ENTRIES:

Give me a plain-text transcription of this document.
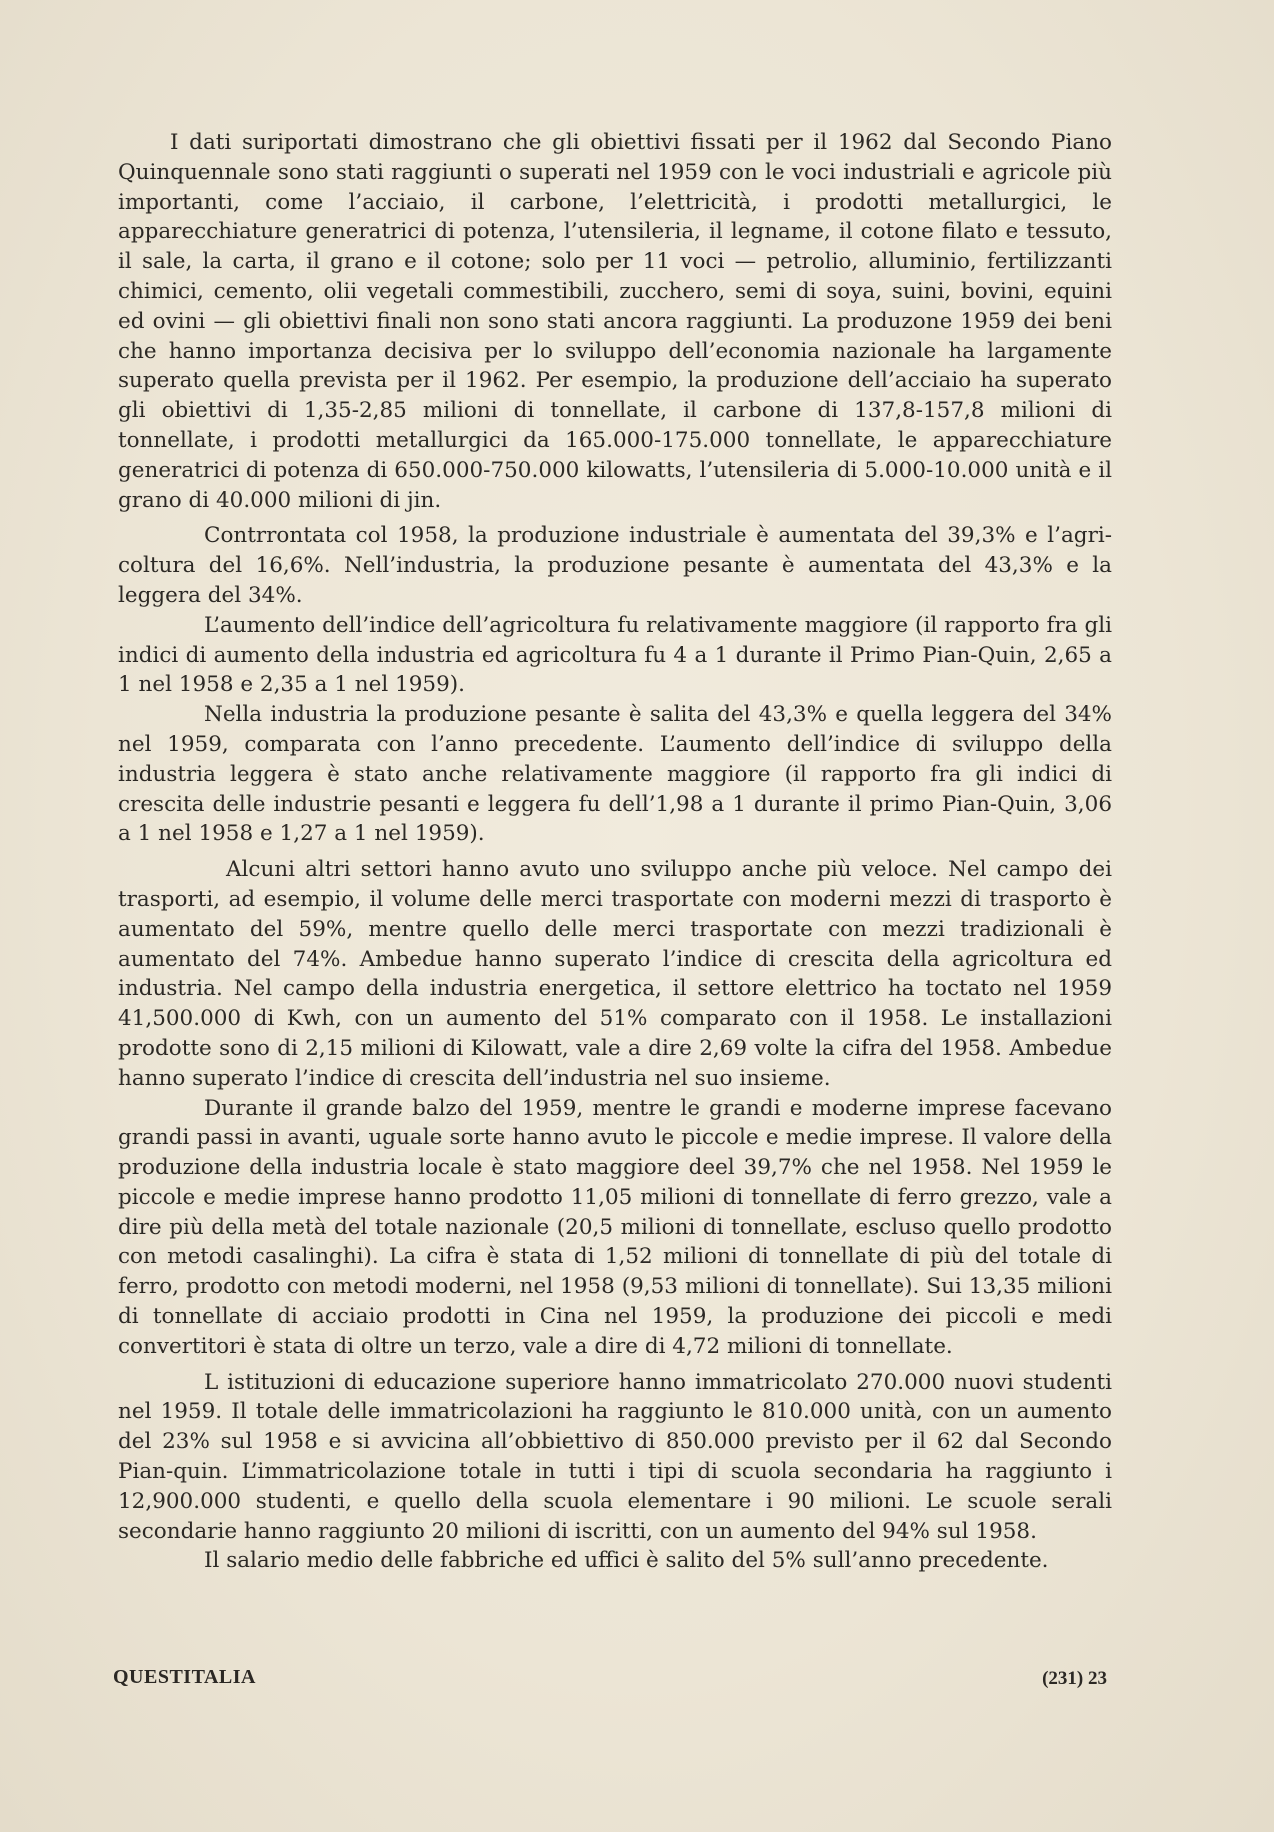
I dati suriportati dimostrano che gli obiettivi fissati per il 1962 dal Secondo Piano Quinquennale sono stati raggiunti o superati nel 1959 con le voci industriali e agricole più importanti, come l’acciaio, il carbone, l’elettricità, i prodotti metallurgici, le apparecchiature generatrici di potenza, l’utensileria, il legname, il cotone filato e tessuto, il sale, la carta, il grano e il cotone; solo per 11 voci — petrolio, alluminio, fertilizzanti chimici, cemento, olii vegetali commestibili, zucchero, semi di soya, suini, bovini, equini ed ovini — gli obiettivi finali non sono stati ancora raggiunti. La produzone 1959 dei beni che hanno importanza decisiva per lo sviluppo dell’economia nazionale ha largamente superato quella prevista per il 1962. Per esempio, la produzione dell’acciaio ha superato gli obiettivi di 1,35-2,85 milioni di tonnellate, il carbone di 137,8-157,8 milioni di tonnellate, i prodotti metallurgici da 165.000-175.000 tonnellate, le apparecchiature generatrici di potenza di 650.000-750.000 kilowatts, l’utensileria di 5.000-10.000 unità e il grano di 40.000 milioni di jin.

Contrrontata col 1958, la produzione industriale è aumentata del 39,3% e l’agricoltura del 16,6%. Nell’industria, la produzione pesante è aumentata del 43,3% e la leggera del 34%.

L’aumento dell’indice dell’agricoltura fu relativamente maggiore (il rapporto fra gli indici di aumento della industria ed agricoltura fu 4 a 1 durante il Primo Pian-Quin, 2,65 a 1 nel 1958 e 2,35 a 1 nel 1959).

Nella industria la produzione pesante è salita del 43,3% e quella leggera del 34% nel 1959, comparata con l’anno precedente. L’aumento dell’indice di sviluppo della industria leggera è stato anche relativamente maggiore (il rapporto fra gli indici di crescita delle industrie pesanti e leggera fu dell’1,98 a 1 durante il primo Pian-Quin, 3,06 a 1 nel 1958 e 1,27 a 1 nel 1959).

Alcuni altri settori hanno avuto uno sviluppo anche più veloce. Nel campo dei trasporti, ad esempio, il volume delle merci trasportate con moderni mezzi di trasporto è aumentato del 59%, mentre quello delle merci trasportate con mezzi tradizionali è aumentato del 74%. Ambedue hanno superato l’indice di crescita della agricoltura ed industria. Nel campo della industria energetica, il settore elettrico ha toctato nel 1959 41,500.000 di Kwh, con un aumento del 51% comparato con il 1958. Le installazioni prodotte sono di 2,15 milioni di Kilowatt, vale a dire 2,69 volte la cifra del 1958. Ambedue hanno superato l’indice di crescita dell’industria nel suo insieme.

Durante il grande balzo del 1959, mentre le grandi e moderne imprese facevano grandi passi in avanti, uguale sorte hanno avuto le piccole e medie imprese. Il valore della produzione della industria locale è stato maggiore deel 39,7% che nel 1958. Nel 1959 le piccole e medie imprese hanno prodotto 11,05 milioni di tonnellate di ferro grezzo, vale a dire più della metà del totale nazionale (20,5 milioni di tonnellate, escluso quello prodotto con metodi casalinghi). La cifra è stata di 1,52 milioni di tonnellate di più del totale di ferro, prodotto con metodi moderni, nel 1958 (9,53 milioni di tonnellate). Sui 13,35 milioni di tonnellate di acciaio prodotti in Cina nel 1959, la produzione dei piccoli e medi convertitori è stata di oltre un terzo, vale a dire di 4,72 milioni di tonnellate.

L istituzioni di educazione superiore hanno immatricolato 270.000 nuovi studenti nel 1959. Il totale delle immatricolazioni ha raggiunto le 810.000 unità, con un aumento del 23% sul 1958 e si avvicina all’obbiettivo di 850.000 previsto per il 62 dal Secondo Pian-quin. L’immatricolazione totale in tutti i tipi di scuola secondaria ha raggiunto i 12,900.000 studenti, e quello della scuola elementare i 90 milioni. Le scuole serali secondarie hanno raggiunto 20 milioni di iscritti, con un aumento del 94% sul 1958.

Il salario medio delle fabbriche ed uffici è salito del 5% sull’anno precedente.

QUESTITALIA	(231) 23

WHAT TO WORK ON: Copy each line in full and exactly, omitting any picture.

PROBLEM SOLUTION:
Give me a plain-text transcription of this document.
I dati suriportati dimostrano che gli obiettivi fissati per il 1962 dal Secondo Piano Quinquennale sono stati raggiunti o superati nel 1959 con le voci industriali e agricole più importanti, come l’acciaio, il carbone, l’elettricità, i prodotti metallurgici, le apparecchiature generatrici di potenza, l’utensileria, il legname, il cotone filato e tessuto, il sale, la carta, il grano e il cotone; solo per 11 voci — petrolio, alluminio, fertilizzanti chimici, cemento, olii vegetali commestibili, zucchero, semi di soya, suini, bovini, equini ed ovini — gli obiettivi finali non sono stati ancora raggiunti. La produzone 1959 dei beni che hanno importanza decisiva per lo sviluppo dell’economia nazionale ha largamente superato quella prevista per il 1962. Per esempio, la produzione dell’acciaio ha superato gli obiettivi di 1,35-2,85 milioni di tonnellate, il carbone di 137,8-157,8 milioni di tonnellate, i prodotti metallurgici da 165.000-175.000 tonnellate, le apparecchiature generatrici di potenza di 650.000-750.000 kilowatts, l’utensileria di 5.000-10.000 unità e il grano di 40.000 milioni di jin.

Contrrontata col 1958, la produzione industriale è aumentata del 39,3% e l’agricoltura del 16,6%. Nell’industria, la produzione pesante è aumentata del 43,3% e la leggera del 34%.

L’aumento dell’indice dell’agricoltura fu relativamente maggiore (il rapporto fra gli indici di aumento della industria ed agricoltura fu 4 a 1 durante il Primo Pian-Quin, 2,65 a 1 nel 1958 e 2,35 a 1 nel 1959).

Nella industria la produzione pesante è salita del 43,3% e quella leggera del 34% nel 1959, comparata con l’anno precedente. L’aumento dell’indice di sviluppo della industria leggera è stato anche relativamente maggiore (il rapporto fra gli indici di crescita delle industrie pesanti e leggera fu dell’1,98 a 1 durante il primo Pian-Quin, 3,06 a 1 nel 1958 e 1,27 a 1 nel 1959).

Alcuni altri settori hanno avuto uno sviluppo anche più veloce. Nel campo dei trasporti, ad esempio, il volume delle merci trasportate con moderni mezzi di trasporto è aumentato del 59%, mentre quello delle merci trasportate con mezzi tradizionali è aumentato del 74%. Ambedue hanno superato l’indice di crescita della agricoltura ed industria. Nel campo della industria energetica, il settore elettrico ha toctato nel 1959 41,500.000 di Kwh, con un aumento del 51% comparato con il 1958. Le installazioni prodotte sono di 2,15 milioni di Kilowatt, vale a dire 2,69 volte la cifra del 1958. Ambedue hanno superato l’indice di crescita dell’industria nel suo insieme.

Durante il grande balzo del 1959, mentre le grandi e moderne imprese facevano grandi passi in avanti, uguale sorte hanno avuto le piccole e medie imprese. Il valore della produzione della industria locale è stato maggiore deel 39,7% che nel 1958. Nel 1959 le piccole e medie imprese hanno prodotto 11,05 milioni di tonnellate di ferro grezzo, vale a dire più della metà del totale nazionale (20,5 milioni di tonnellate, escluso quello prodotto con metodi casalinghi). La cifra è stata di 1,52 milioni di tonnellate di più del totale di ferro, prodotto con metodi moderni, nel 1958 (9,53 milioni di tonnellate). Sui 13,35 milioni di tonnellate di acciaio prodotti in Cina nel 1959, la produzione dei piccoli e medi convertitori è stata di oltre un terzo, vale a dire di 4,72 milioni di tonnellate.

L istituzioni di educazione superiore hanno immatricolato 270.000 nuovi studenti nel 1959. Il totale delle immatricolazioni ha raggiunto le 810.000 unità, con un aumento del 23% sul 1958 e si avvicina all’obbiettivo di 850.000 previsto per il 62 dal Secondo Pian-quin. L’immatricolazione totale in tutti i tipi di scuola secondaria ha raggiunto i 12,900.000 studenti, e quello della scuola elementare i 90 milioni. Le scuole serali secondarie hanno raggiunto 20 milioni di iscritti, con un aumento del 94% sul 1958.

Il salario medio delle fabbriche ed uffici è salito del 5% sull’anno precedente.

QUESTITALIA	(231) 23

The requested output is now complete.